[Stored records]
·····
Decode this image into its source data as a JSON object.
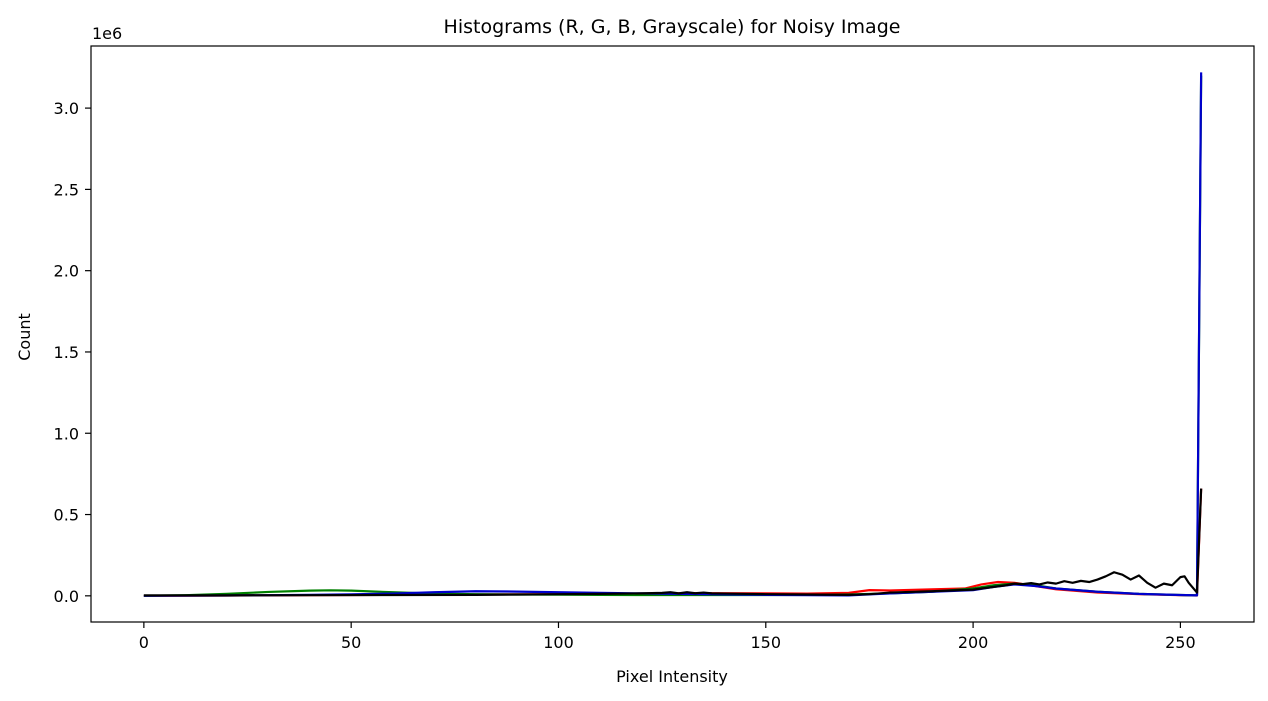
{
  "chart_data": {
    "type": "line",
    "title": "Histograms (R, G, B, Grayscale) for Noisy Image",
    "xlabel": "Pixel Intensity",
    "ylabel": "Count",
    "y_offset_label": "1e6",
    "xlim": [
      -12.75,
      267.75
    ],
    "ylim": [
      -0.161,
      3.382
    ],
    "x_ticks": [
      0,
      50,
      100,
      150,
      200,
      250
    ],
    "x_tick_labels": [
      "0",
      "50",
      "100",
      "150",
      "200",
      "250"
    ],
    "y_ticks": [
      0.0,
      0.5,
      1.0,
      1.5,
      2.0,
      2.5,
      3.0
    ],
    "y_tick_labels": [
      "0.0",
      "0.5",
      "1.0",
      "1.5",
      "2.0",
      "2.5",
      "3.0"
    ],
    "y_unit_multiplier": 1000000,
    "grid": false,
    "legend": "none",
    "series": [
      {
        "color": "#ff0000",
        "x": [
          0,
          10,
          20,
          30,
          40,
          50,
          60,
          70,
          80,
          90,
          100,
          110,
          120,
          130,
          140,
          150,
          160,
          170,
          175,
          180,
          190,
          198,
          202,
          206,
          210,
          215,
          220,
          225,
          230,
          240,
          250,
          254,
          255
        ],
        "y": [
          0.0,
          0.001,
          0.002,
          0.003,
          0.004,
          0.005,
          0.006,
          0.007,
          0.008,
          0.009,
          0.01,
          0.012,
          0.014,
          0.016,
          0.016,
          0.015,
          0.014,
          0.018,
          0.035,
          0.033,
          0.04,
          0.045,
          0.07,
          0.085,
          0.08,
          0.06,
          0.04,
          0.03,
          0.02,
          0.01,
          0.004,
          0.002,
          0.66
        ]
      },
      {
        "color": "#008000",
        "x": [
          0,
          10,
          20,
          30,
          40,
          45,
          50,
          60,
          70,
          80,
          90,
          100,
          110,
          120,
          130,
          140,
          150,
          160,
          170,
          180,
          190,
          200,
          205,
          210,
          215,
          220,
          230,
          240,
          250,
          254,
          255
        ],
        "y": [
          0.0,
          0.004,
          0.012,
          0.024,
          0.032,
          0.034,
          0.032,
          0.022,
          0.014,
          0.01,
          0.008,
          0.007,
          0.006,
          0.005,
          0.005,
          0.005,
          0.005,
          0.006,
          0.008,
          0.015,
          0.025,
          0.045,
          0.065,
          0.075,
          0.065,
          0.045,
          0.025,
          0.012,
          0.005,
          0.003,
          3.2
        ]
      },
      {
        "color": "#0000cc",
        "x": [
          0,
          10,
          20,
          30,
          40,
          50,
          60,
          70,
          80,
          90,
          100,
          110,
          120,
          130,
          140,
          150,
          160,
          170,
          180,
          190,
          200,
          205,
          210,
          215,
          220,
          230,
          240,
          250,
          254,
          255
        ],
        "y": [
          0.0,
          0.001,
          0.002,
          0.004,
          0.006,
          0.009,
          0.014,
          0.022,
          0.028,
          0.026,
          0.022,
          0.018,
          0.015,
          0.012,
          0.009,
          0.006,
          0.004,
          0.003,
          0.015,
          0.025,
          0.035,
          0.055,
          0.07,
          0.06,
          0.045,
          0.025,
          0.012,
          0.005,
          0.003,
          3.22
        ]
      },
      {
        "color": "#000000",
        "x": [
          0,
          20,
          40,
          60,
          80,
          100,
          110,
          120,
          125,
          127,
          129,
          131,
          133,
          135,
          137,
          140,
          150,
          160,
          170,
          175,
          180,
          190,
          200,
          205,
          208,
          210,
          212,
          214,
          216,
          218,
          220,
          222,
          224,
          226,
          228,
          230,
          232,
          234,
          236,
          238,
          240,
          242,
          244,
          246,
          248,
          250,
          251,
          252,
          253,
          254,
          255
        ],
        "y": [
          0.003,
          0.003,
          0.004,
          0.005,
          0.006,
          0.01,
          0.012,
          0.015,
          0.018,
          0.022,
          0.015,
          0.022,
          0.016,
          0.02,
          0.015,
          0.014,
          0.01,
          0.008,
          0.006,
          0.01,
          0.02,
          0.028,
          0.038,
          0.055,
          0.065,
          0.075,
          0.072,
          0.078,
          0.07,
          0.082,
          0.075,
          0.09,
          0.08,
          0.092,
          0.085,
          0.1,
          0.12,
          0.145,
          0.13,
          0.1,
          0.125,
          0.08,
          0.05,
          0.075,
          0.065,
          0.115,
          0.12,
          0.08,
          0.05,
          0.02,
          0.66
        ]
      }
    ]
  }
}
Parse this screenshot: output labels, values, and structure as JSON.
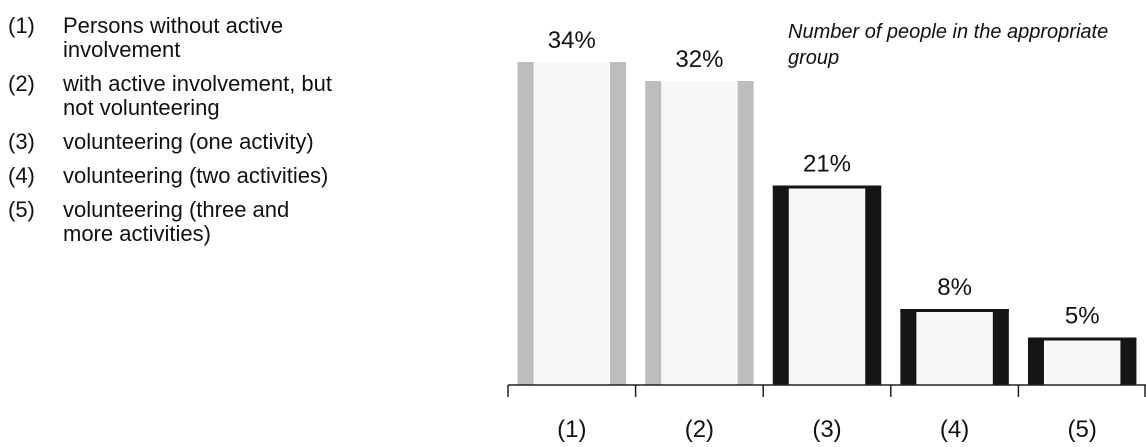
{
  "legend": {
    "items": [
      {
        "code": "(1)",
        "label": "Persons without active involvement"
      },
      {
        "code": "(2)",
        "label": "with active involvement, but not volunteering"
      },
      {
        "code": "(3)",
        "label": "volunteering (one activity)"
      },
      {
        "code": "(4)",
        "label": "volunteering (two activities)"
      },
      {
        "code": "(5)",
        "label": "volunteering (three and more activities)"
      }
    ]
  },
  "chart_data": {
    "type": "bar",
    "title": "",
    "annotation": "Number of people in the appropriate group",
    "categories": [
      "(1)",
      "(2)",
      "(3)",
      "(4)",
      "(5)"
    ],
    "values": [
      34,
      32,
      21,
      8,
      5
    ],
    "value_labels": [
      "34%",
      "32%",
      "21%",
      "8%",
      "5%"
    ],
    "unit": "%",
    "xlabel": "",
    "ylabel": "",
    "ylim": [
      0,
      34
    ],
    "grid": false,
    "legend_position": "left",
    "colors": {
      "light": "#bdbdbd",
      "dark": "#151515",
      "axis": "#222222",
      "text": "#111111"
    },
    "bar_styles": [
      "light",
      "light",
      "dark",
      "dark",
      "dark"
    ]
  }
}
·····
▶ [EXERCISE REQUIREMENTS]
Of the lines above, copy each that contains "values".

▶ [CORRECT OUTPUT]
Parse this screenshot: output labels, values, and structure as JSON.
    "values": [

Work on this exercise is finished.